* **Written exercise**
Copy the records below exactly as they appear.

-- start of Material to process --

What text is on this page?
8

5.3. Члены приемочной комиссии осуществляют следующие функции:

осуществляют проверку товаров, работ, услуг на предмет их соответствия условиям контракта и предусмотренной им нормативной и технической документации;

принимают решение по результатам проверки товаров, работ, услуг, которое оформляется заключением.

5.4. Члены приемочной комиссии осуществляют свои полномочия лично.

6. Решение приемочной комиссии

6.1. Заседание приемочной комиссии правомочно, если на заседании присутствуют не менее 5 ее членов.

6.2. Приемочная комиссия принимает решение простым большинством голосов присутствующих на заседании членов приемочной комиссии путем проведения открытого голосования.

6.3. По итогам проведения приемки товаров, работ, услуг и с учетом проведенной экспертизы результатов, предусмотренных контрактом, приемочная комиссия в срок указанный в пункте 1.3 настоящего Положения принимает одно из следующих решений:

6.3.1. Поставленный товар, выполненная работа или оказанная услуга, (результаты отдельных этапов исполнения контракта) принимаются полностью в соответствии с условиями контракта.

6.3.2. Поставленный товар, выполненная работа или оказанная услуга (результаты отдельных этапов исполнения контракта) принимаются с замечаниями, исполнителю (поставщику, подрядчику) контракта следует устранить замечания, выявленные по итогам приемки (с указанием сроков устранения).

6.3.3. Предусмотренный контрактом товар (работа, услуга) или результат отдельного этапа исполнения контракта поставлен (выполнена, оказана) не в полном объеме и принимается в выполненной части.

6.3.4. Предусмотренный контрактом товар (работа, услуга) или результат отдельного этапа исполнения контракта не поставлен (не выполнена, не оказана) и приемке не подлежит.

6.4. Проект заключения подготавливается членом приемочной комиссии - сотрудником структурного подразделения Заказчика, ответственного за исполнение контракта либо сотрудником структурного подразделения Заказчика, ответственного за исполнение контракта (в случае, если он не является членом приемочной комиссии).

-- end of Material to process --

* **Full answer**
What text is on this page?
8

5.3. Члены приемочной комиссии осуществляют следующие функции:

осуществляют проверку товаров, работ, услуг на предмет их соответствия условиям контракта и предусмотренной им нормативной и технической документации;

принимают решение по результатам проверки товаров, работ, услуг, которое оформляется заключением.

5.4. Члены приемочной комиссии осуществляют свои полномочия лично.

6. Решение приемочной комиссии

6.1. Заседание приемочной комиссии правомочно, если на заседании присутствуют не менее 5 ее членов.

6.2. Приемочная комиссия принимает решение простым большинством голосов присутствующих на заседании членов приемочной комиссии путем проведения открытого голосования.

6.3. По итогам проведения приемки товаров, работ, услуг и с учетом проведенной экспертизы результатов, предусмотренных контрактом, приемочная комиссия в срок указанный в пункте 1.3 настоящего Положения принимает одно из следующих решений:

6.3.1. Поставленный товар, выполненная работа или оказанная услуга, (результаты отдельных этапов исполнения контракта) принимаются полностью в соответствии с условиями контракта.

6.3.2. Поставленный товар, выполненная работа или оказанная услуга (результаты отдельных этапов исполнения контракта) принимаются с замечаниями, исполнителю (поставщику, подрядчику) контракта следует устранить замечания, выявленные по итогам приемки (с указанием сроков устранения).

6.3.3. Предусмотренный контрактом товар (работа, услуга) или результат отдельного этапа исполнения контракта поставлен (выполнена, оказана) не в полном объеме и принимается в выполненной части.

6.3.4. Предусмотренный контрактом товар (работа, услуга) или результат отдельного этапа исполнения контракта не поставлен (не выполнена, не оказана) и приемке не подлежит.

6.4. Проект заключения подготавливается членом приемочной комиссии - сотрудником структурного подразделения Заказчика, ответственного за исполнение контракта либо сотрудником структурного подразделения Заказчика, ответственного за исполнение контракта (в случае, если он не является членом приемочной комиссии).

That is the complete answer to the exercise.